* [Data]
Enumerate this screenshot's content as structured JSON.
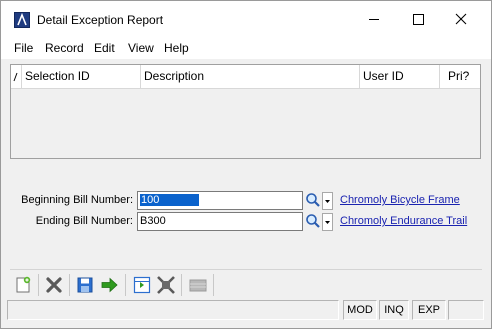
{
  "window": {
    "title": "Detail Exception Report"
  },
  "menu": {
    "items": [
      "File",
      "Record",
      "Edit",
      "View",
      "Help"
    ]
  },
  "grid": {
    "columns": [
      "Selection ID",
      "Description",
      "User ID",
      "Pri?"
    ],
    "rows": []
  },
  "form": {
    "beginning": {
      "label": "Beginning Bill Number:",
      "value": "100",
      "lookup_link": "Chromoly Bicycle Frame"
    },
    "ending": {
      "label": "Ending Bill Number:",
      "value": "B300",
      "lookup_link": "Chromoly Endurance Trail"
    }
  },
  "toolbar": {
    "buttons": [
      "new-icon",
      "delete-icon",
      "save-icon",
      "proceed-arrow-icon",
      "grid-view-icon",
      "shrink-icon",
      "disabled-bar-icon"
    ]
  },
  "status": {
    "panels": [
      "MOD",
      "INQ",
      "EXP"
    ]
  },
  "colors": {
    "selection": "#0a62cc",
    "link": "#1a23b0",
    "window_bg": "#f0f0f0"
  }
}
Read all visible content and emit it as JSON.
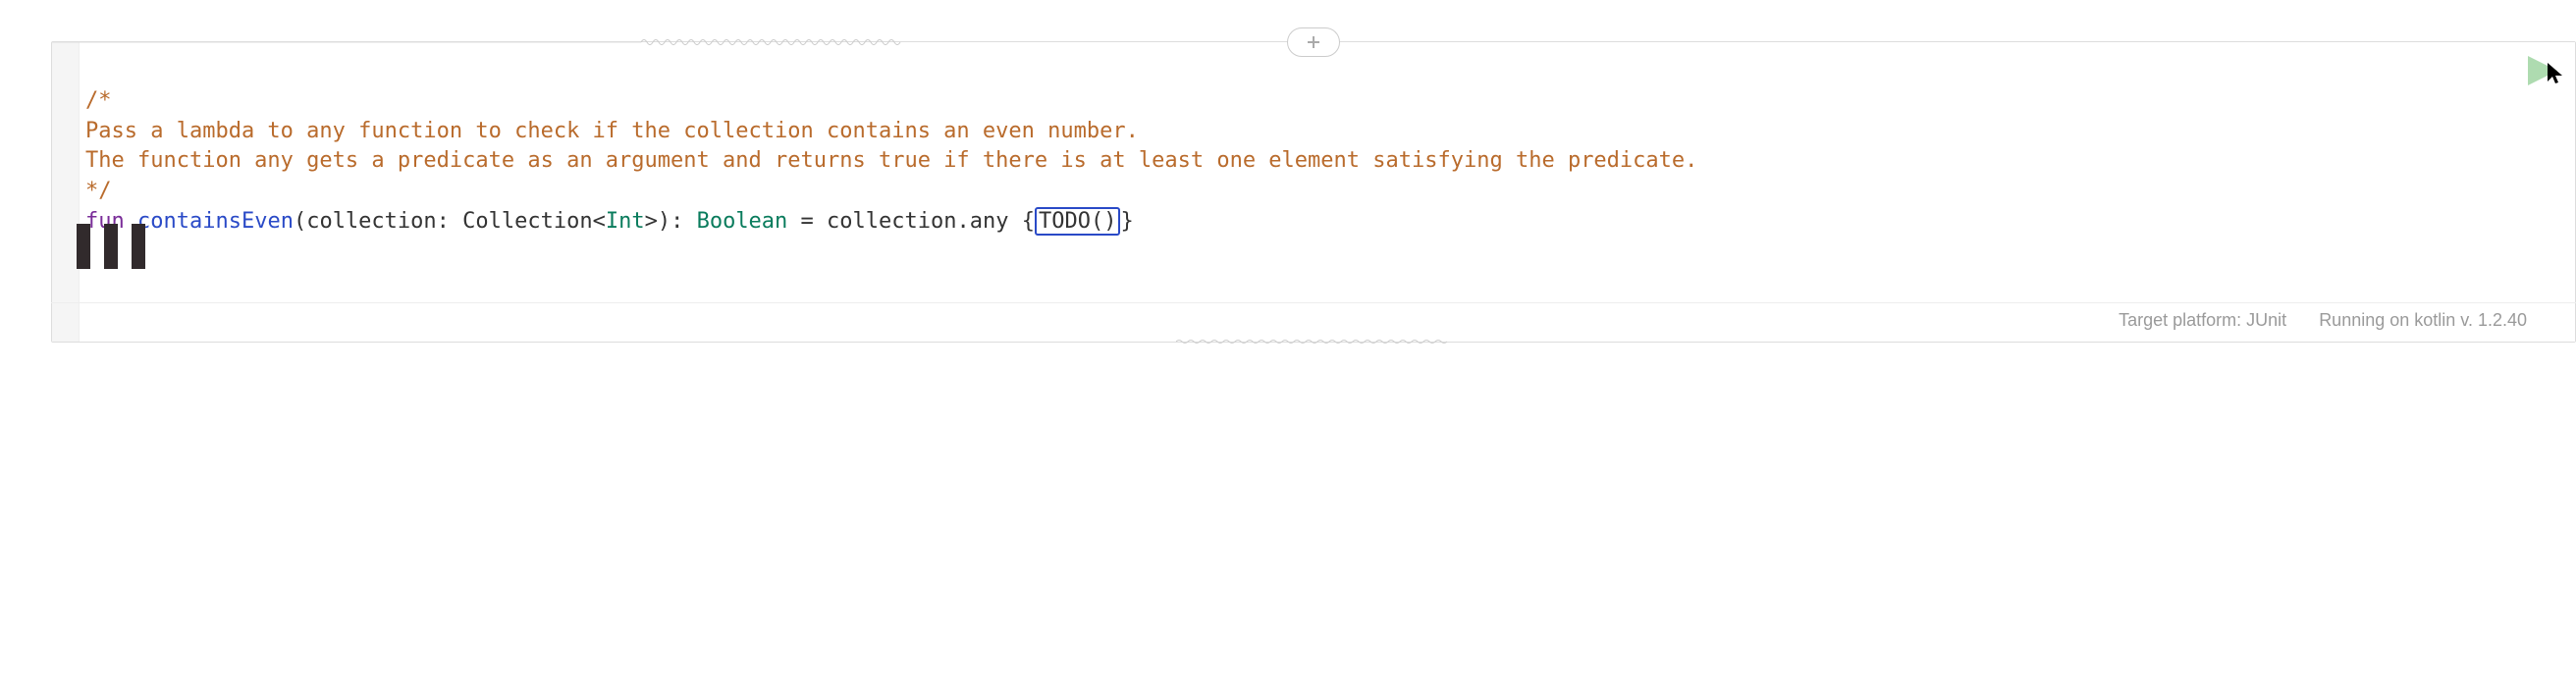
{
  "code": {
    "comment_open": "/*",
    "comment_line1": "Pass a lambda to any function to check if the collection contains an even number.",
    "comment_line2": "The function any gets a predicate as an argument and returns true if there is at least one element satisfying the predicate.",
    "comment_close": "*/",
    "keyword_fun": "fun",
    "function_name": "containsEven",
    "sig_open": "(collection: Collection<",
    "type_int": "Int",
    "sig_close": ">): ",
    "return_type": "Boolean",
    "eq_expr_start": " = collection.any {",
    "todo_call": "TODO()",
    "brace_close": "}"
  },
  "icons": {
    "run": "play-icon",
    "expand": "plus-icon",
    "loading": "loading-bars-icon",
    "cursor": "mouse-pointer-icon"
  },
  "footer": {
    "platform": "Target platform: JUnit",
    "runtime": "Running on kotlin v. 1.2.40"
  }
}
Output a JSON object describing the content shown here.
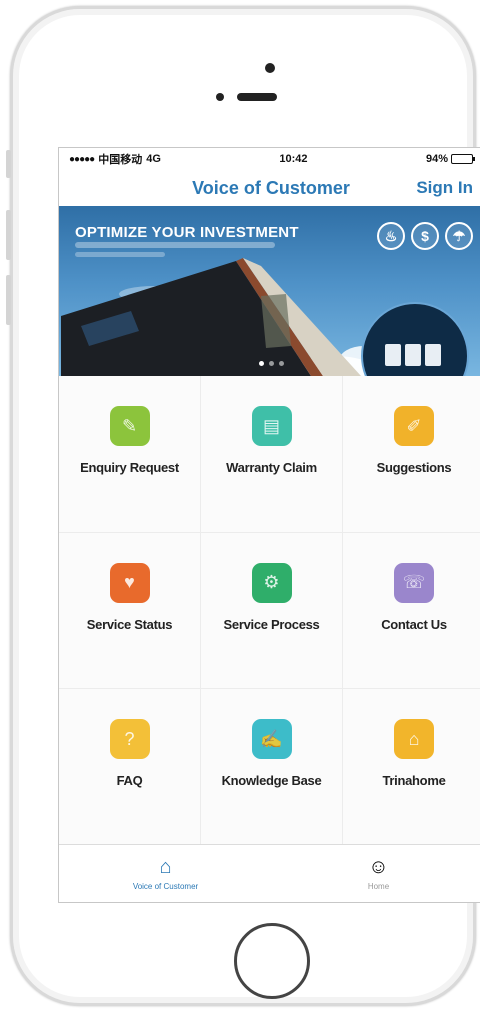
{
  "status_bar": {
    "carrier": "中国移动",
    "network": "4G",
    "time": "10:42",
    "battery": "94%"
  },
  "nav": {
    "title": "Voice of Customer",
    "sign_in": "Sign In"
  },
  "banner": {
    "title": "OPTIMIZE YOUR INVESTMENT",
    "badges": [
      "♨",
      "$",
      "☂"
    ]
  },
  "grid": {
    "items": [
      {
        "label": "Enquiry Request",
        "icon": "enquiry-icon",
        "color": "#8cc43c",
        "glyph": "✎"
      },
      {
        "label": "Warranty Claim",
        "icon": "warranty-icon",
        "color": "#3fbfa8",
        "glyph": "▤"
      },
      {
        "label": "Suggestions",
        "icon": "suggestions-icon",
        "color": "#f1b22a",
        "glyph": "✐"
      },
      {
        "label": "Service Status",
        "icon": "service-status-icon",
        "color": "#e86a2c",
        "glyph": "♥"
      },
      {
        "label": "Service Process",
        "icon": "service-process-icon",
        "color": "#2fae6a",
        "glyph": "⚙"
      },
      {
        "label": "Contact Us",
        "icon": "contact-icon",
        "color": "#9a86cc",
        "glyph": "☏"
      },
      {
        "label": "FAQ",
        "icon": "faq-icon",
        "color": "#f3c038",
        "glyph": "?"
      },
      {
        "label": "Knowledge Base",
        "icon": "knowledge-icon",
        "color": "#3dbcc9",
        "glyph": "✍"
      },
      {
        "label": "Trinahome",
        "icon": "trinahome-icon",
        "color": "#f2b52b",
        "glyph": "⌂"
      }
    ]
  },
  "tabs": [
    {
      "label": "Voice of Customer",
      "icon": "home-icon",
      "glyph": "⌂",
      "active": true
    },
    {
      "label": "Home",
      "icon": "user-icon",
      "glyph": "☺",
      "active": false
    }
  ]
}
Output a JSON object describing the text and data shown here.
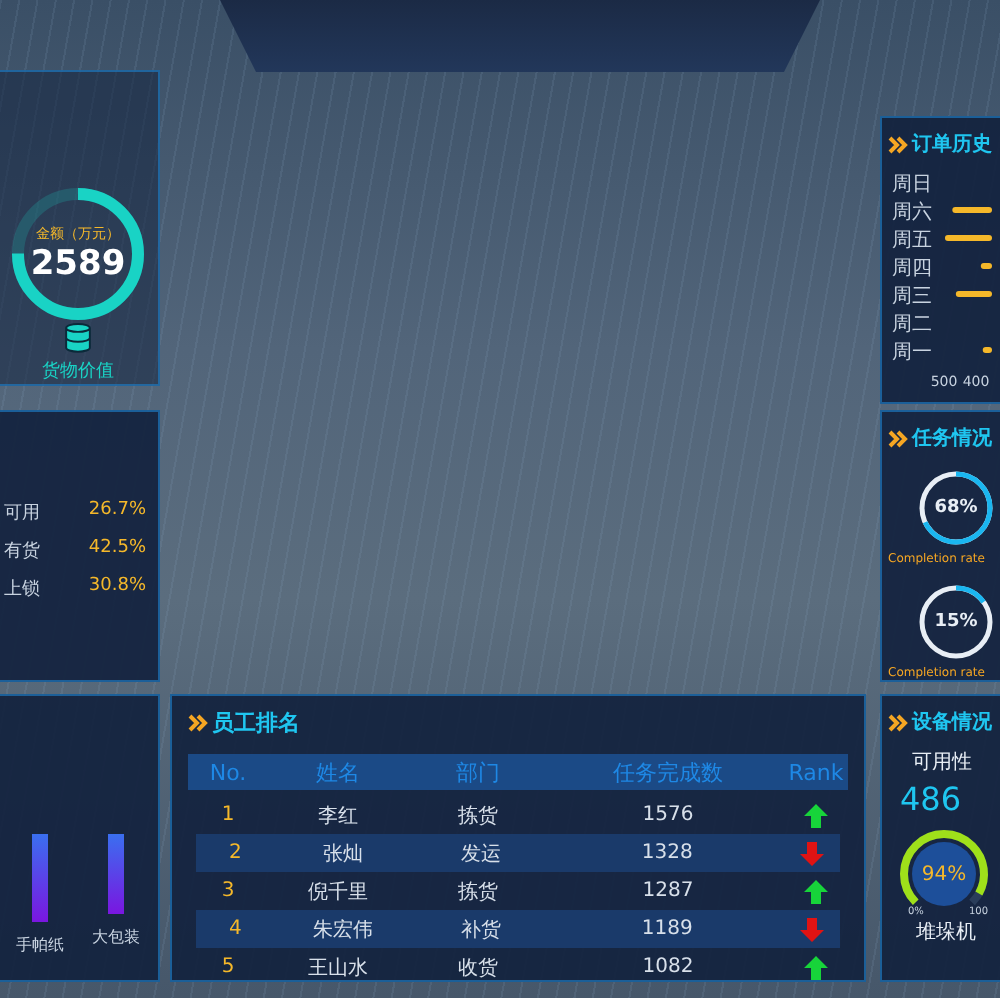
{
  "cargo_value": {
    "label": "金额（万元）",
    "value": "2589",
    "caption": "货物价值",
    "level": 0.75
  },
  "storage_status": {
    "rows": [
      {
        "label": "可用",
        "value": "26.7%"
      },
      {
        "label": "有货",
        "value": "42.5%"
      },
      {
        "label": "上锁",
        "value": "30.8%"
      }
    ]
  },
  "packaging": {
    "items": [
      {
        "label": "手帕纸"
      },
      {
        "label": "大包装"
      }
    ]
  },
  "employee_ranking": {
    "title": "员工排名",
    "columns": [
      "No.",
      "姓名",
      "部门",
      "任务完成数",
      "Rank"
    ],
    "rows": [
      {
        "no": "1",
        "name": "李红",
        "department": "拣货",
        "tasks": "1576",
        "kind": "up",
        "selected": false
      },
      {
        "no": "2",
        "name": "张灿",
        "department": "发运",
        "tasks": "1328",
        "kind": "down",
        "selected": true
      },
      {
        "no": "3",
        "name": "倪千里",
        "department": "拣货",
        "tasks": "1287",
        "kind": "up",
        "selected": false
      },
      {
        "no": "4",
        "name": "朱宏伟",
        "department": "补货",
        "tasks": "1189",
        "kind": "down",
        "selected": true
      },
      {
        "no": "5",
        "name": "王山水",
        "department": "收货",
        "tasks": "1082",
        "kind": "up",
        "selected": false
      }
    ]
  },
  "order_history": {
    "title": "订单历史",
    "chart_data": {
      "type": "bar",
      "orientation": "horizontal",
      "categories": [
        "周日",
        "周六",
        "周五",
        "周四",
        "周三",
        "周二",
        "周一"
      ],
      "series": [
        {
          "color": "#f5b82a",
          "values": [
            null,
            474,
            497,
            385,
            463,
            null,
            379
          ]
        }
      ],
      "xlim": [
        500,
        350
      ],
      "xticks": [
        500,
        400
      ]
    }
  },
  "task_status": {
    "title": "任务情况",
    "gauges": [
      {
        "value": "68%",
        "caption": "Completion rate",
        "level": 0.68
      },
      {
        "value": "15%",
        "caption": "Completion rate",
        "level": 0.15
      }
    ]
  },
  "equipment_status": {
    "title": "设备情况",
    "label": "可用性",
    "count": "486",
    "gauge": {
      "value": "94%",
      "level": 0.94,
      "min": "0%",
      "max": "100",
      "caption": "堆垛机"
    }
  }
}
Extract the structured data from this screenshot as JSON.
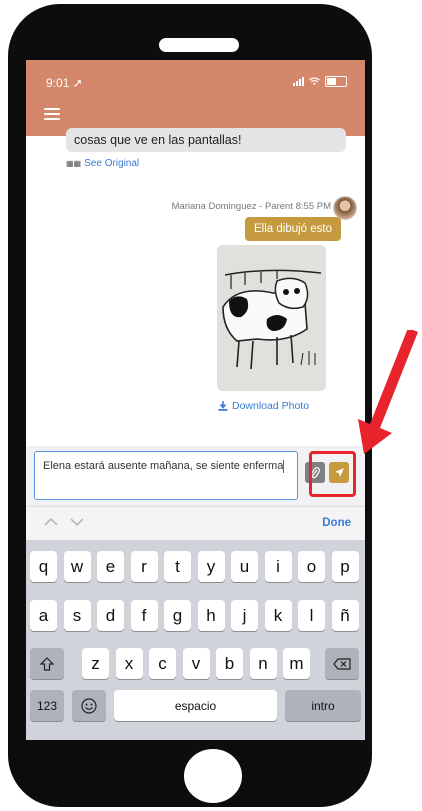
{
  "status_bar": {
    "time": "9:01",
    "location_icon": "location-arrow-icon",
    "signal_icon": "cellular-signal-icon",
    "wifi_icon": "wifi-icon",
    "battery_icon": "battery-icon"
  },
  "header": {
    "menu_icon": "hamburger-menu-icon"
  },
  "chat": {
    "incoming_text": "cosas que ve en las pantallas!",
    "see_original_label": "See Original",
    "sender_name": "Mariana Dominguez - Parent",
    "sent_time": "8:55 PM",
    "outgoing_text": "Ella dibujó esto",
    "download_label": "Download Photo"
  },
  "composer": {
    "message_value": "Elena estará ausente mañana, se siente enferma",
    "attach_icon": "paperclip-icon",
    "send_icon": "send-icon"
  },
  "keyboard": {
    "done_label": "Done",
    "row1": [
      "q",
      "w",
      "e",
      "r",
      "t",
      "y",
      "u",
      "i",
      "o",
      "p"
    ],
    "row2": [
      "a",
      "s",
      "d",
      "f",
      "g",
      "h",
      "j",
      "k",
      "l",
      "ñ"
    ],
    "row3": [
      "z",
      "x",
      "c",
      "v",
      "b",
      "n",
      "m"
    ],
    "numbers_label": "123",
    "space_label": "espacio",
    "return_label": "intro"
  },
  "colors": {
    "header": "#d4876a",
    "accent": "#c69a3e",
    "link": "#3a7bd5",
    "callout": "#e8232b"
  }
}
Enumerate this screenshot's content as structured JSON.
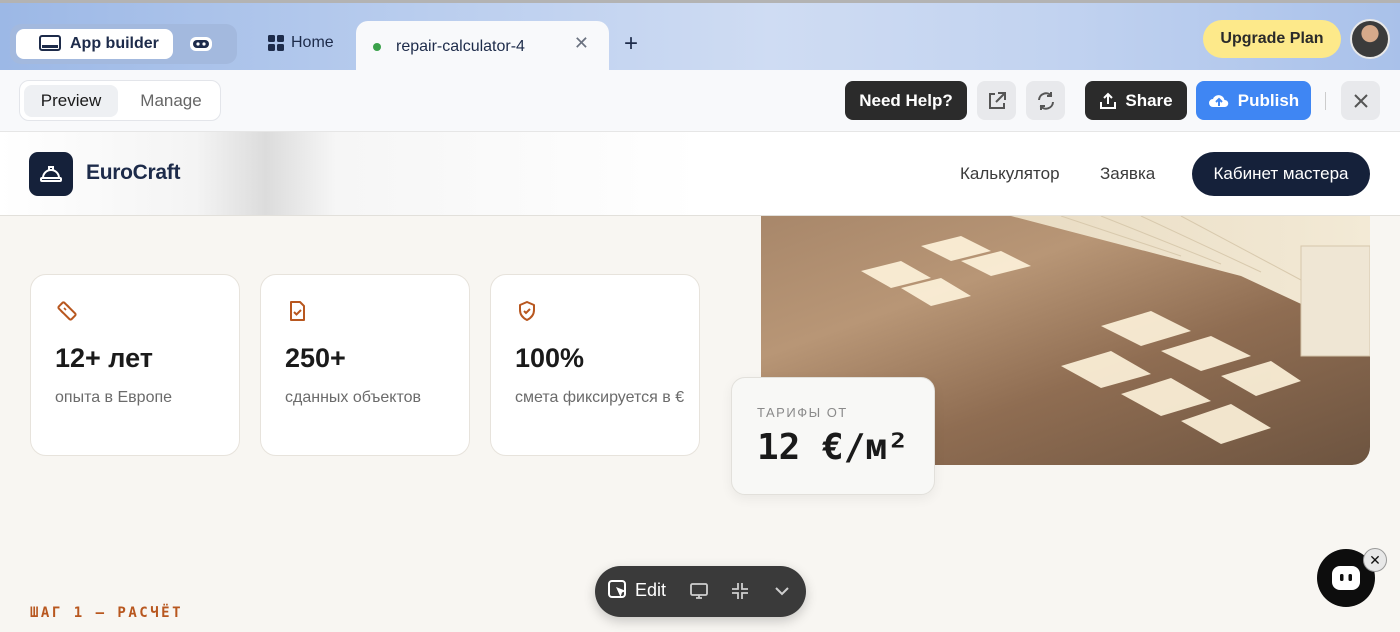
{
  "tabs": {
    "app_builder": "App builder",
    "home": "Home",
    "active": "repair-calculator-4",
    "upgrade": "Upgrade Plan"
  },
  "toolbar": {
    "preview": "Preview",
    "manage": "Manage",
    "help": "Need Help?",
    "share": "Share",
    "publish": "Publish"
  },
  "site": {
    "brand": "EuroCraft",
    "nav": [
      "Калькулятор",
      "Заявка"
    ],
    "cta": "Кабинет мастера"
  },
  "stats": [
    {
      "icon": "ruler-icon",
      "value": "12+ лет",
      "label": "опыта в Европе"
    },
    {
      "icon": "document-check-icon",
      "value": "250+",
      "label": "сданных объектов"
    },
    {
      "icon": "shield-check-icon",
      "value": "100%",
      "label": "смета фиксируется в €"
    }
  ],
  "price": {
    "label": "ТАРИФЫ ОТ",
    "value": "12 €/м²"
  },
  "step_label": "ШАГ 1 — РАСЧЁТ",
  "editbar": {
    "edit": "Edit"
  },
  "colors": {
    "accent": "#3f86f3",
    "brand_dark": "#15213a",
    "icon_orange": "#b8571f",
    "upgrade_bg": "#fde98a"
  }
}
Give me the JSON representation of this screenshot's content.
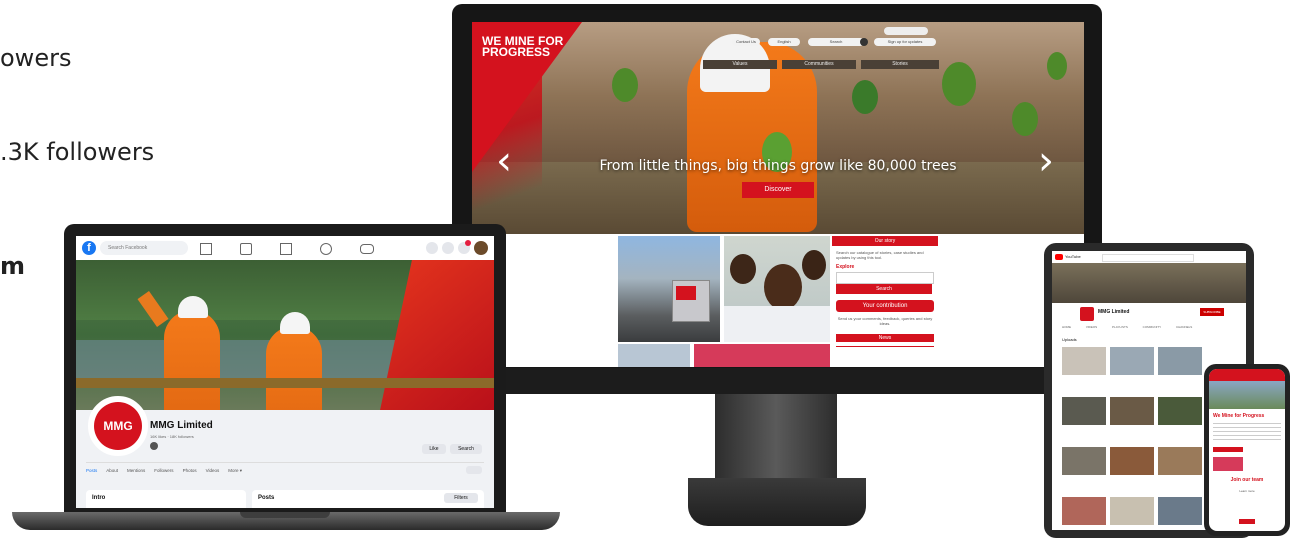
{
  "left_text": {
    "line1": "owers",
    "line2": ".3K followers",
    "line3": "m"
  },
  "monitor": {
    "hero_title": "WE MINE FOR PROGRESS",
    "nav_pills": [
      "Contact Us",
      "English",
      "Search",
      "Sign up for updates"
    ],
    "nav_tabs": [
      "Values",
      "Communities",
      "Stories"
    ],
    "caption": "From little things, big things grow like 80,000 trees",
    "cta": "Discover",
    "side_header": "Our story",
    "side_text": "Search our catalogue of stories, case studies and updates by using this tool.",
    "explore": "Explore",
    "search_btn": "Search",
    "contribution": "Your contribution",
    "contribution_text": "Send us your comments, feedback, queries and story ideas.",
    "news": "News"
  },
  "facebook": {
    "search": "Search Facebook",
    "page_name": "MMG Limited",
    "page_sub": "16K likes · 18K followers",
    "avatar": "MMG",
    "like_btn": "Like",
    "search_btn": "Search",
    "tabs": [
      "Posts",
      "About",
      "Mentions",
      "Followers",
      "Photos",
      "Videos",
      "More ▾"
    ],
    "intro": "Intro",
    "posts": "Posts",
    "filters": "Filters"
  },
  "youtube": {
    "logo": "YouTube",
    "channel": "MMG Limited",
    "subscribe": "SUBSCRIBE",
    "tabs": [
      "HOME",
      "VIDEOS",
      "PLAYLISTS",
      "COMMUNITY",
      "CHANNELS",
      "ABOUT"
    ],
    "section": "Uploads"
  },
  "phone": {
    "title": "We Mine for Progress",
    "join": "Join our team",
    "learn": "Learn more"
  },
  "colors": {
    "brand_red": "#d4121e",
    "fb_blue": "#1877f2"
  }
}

* [Required task] Identify and extract each line of the listing that contains "level".

* [Answer to this exercise]
    "level": 0.75
        "level": 0.68
        "level": 0.15
      "level": 0.94,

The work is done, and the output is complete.